Aim of the task: Show each line of the material below that contains the string "fill".

Data for this exercise:
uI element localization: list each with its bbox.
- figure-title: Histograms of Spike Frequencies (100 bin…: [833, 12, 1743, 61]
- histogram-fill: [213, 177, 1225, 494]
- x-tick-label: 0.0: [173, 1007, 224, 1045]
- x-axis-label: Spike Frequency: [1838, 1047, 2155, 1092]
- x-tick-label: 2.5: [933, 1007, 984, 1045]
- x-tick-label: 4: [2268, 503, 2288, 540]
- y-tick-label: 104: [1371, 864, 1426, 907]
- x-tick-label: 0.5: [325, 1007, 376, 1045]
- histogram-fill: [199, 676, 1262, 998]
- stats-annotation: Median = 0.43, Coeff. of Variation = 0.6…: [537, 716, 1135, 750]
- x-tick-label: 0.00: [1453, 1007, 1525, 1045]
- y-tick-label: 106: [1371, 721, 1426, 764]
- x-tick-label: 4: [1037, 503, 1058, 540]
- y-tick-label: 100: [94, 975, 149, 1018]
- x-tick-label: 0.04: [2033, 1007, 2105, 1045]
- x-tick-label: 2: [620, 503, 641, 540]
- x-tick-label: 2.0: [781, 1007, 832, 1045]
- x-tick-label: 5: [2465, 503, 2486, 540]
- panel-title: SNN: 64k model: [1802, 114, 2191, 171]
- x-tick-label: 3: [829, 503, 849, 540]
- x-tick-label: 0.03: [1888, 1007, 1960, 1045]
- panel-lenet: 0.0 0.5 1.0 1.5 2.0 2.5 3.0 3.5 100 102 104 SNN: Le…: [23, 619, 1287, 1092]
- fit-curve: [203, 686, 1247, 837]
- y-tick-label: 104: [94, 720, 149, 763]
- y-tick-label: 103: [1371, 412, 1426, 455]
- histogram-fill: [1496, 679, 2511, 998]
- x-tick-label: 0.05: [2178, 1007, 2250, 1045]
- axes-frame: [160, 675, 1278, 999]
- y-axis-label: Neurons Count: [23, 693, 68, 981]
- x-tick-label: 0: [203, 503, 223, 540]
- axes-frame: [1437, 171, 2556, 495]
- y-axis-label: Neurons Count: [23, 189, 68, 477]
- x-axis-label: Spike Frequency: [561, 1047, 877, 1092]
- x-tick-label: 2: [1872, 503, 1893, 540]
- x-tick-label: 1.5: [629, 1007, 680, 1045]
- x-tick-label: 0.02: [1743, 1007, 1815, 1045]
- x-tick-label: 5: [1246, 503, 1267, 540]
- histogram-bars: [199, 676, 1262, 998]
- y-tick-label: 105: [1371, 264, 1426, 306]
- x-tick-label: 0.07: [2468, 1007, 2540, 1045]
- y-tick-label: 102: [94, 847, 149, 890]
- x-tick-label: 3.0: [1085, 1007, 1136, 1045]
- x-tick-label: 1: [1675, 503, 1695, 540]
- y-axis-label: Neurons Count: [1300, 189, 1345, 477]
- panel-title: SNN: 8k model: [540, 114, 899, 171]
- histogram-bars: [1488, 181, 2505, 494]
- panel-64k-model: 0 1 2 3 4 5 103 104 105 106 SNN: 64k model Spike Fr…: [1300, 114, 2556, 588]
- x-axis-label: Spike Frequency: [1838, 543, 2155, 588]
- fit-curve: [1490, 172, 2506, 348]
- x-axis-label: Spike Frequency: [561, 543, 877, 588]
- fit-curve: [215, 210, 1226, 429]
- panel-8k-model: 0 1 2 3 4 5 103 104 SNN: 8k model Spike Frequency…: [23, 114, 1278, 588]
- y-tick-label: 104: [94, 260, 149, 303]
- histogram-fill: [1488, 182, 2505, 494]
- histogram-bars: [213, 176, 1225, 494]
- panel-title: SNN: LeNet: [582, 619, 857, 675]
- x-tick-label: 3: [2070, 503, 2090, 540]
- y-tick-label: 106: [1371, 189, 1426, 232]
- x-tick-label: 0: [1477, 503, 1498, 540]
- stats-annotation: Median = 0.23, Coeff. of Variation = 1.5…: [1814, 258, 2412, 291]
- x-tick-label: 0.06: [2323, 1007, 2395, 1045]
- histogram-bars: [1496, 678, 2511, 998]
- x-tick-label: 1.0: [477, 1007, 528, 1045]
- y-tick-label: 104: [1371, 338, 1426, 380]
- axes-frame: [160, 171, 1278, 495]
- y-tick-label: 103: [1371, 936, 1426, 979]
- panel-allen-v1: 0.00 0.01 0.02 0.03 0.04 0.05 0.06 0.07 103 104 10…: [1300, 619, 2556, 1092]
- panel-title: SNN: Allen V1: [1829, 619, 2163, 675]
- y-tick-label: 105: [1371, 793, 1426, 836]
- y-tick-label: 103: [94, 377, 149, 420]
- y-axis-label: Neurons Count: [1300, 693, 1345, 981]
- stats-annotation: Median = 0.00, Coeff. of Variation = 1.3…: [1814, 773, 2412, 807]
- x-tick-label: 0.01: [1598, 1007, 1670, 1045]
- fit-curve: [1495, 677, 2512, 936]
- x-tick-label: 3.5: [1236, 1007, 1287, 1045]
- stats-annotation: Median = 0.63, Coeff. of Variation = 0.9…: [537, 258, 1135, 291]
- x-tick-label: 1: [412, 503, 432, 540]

Output below:
- histogram-fill: [213, 177, 1225, 494]
- histogram-fill: [199, 676, 1262, 998]
- histogram-fill: [1496, 679, 2511, 998]
- histogram-fill: [1488, 182, 2505, 494]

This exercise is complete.